BEGIN

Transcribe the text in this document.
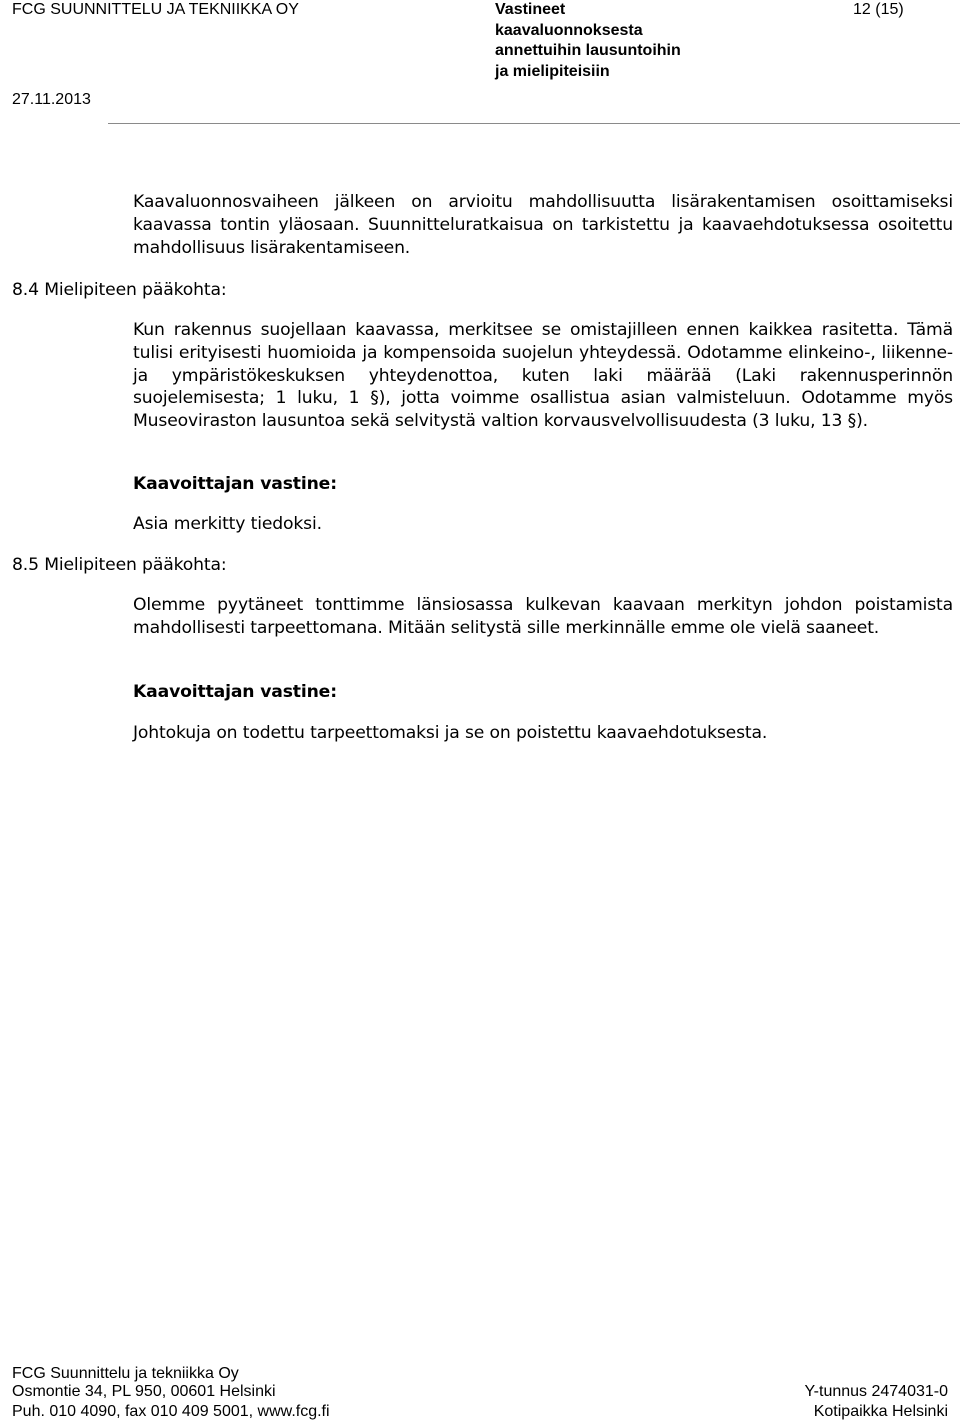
FCG SUUNNITTELU JA TEKNIIKKA OY	Vastineet
kaavaluonnoksesta
annettuihin lausuntoihin
ja mielipiteisiin
12 (15)
27.11.2013
Kaavaluonnosvaiheen jälkeen on arvioitu mahdollisuutta lisärakentamisen osoittamiseksi kaavassa tontin yläosaan. Suunnitteluratkaisua on tarkistettu ja kaavaehdotuksessa osoitettu mahdollisuus lisärakentamiseen.
8.4 Mielipiteen pääkohta:
Kun rakennus suojellaan kaavassa, merkitsee se omistajilleen ennen kaikkea rasitetta. Tämä tulisi erityisesti huomioida ja kompensoida suojelun yhteydessä. Odotamme elinkeino-, liikenne- ja ympäristökeskuksen yhteydenottoa, kuten laki määrää (Laki rakennusperinnön suojelemisesta; 1 luku, 1 §), jotta voimme osallistua asian valmisteluun. Odotamme myös Museoviraston lausuntoa sekä selvitystä valtion korvausvelvollisuudesta (3 luku, 13 §).
Kaavoittajan vastine:
Asia merkitty tiedoksi.
8.5 Mielipiteen pääkohta:
Olemme pyytäneet tonttimme länsiosassa kulkevan kaavaan merkityn johdon poistamista mahdollisesti tarpeettomana. Mitään selitystä sille merkinnälle emme ole vielä saaneet.
Kaavoittajan vastine:
Johtokuja on todettu tarpeettomaksi ja se on poistettu kaavaehdotuksesta.
FCG Suunnittelu ja tekniikka Oy
Osmontie 34, PL 950, 00601 Helsinki
Puh. 010 4090, fax 010 409 5001, www.fcg.fi
Y-tunnus 2474031-0
Kotipaikka Helsinki
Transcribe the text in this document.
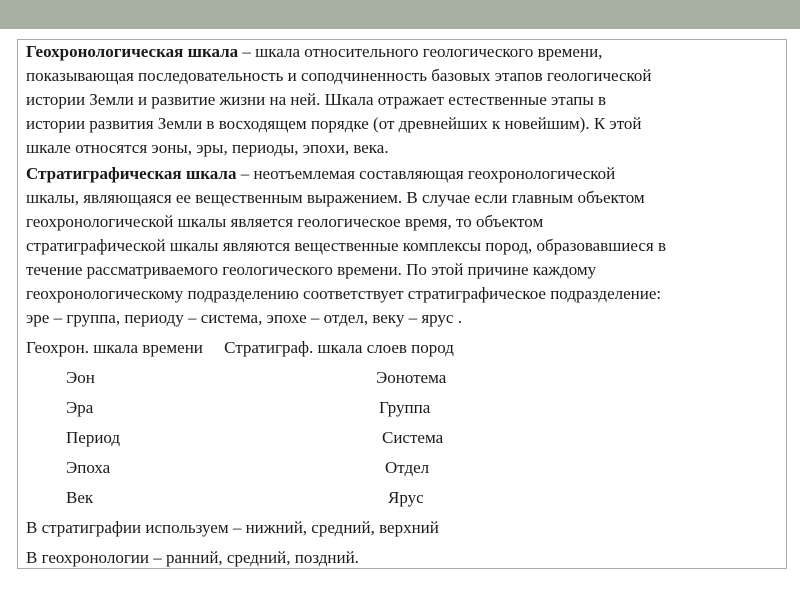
Геохронологическая шкала – шкала относительного геологического времени,
показывающая последовательность и соподчиненность базовых этапов геологической
истории Земли и развитие жизни на ней. Шкала отражает естественные этапы в
истории развития Земли в восходящем порядке (от древнейших к новейшим). К этой
шкале относятся эоны, эры, периоды, эпохи, века.
Стратиграфическая шкала – неотъемлемая составляющая геохронологической
шкалы, являющаяся ее вещественным выражением. В случае если главным объектом
геохронологической шкалы является геологическое время, то объектом
стратиграфической шкалы являются вещественные комплексы пород, образовавшиеся в
течение рассматриваемого геологического времени. По этой причине каждому
геохронологическому подразделению соответствует стратиграфическое подразделение:
эре – группа, периоду – система, эпохе – отдел, веку – ярус .
Геохрон. шкала времени     Стратиграф. шкала слоев пород
Эон	Эонотема
Эра	Группа
Период	Система
Эпоха	Отдел
Век	Ярус
В стратиграфии используем – нижний, средний, верхний
В геохронологии – ранний, средний, поздний.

END

▶ _Task directions_
In the material above, find each line that contains the word "пород", and select it.

▶ _Output for this task_
стратиграфической шкалы являются вещественные комплексы пород, образовавшиеся в
Геохрон. шкала времени     Стратиграф. шкала слоев пород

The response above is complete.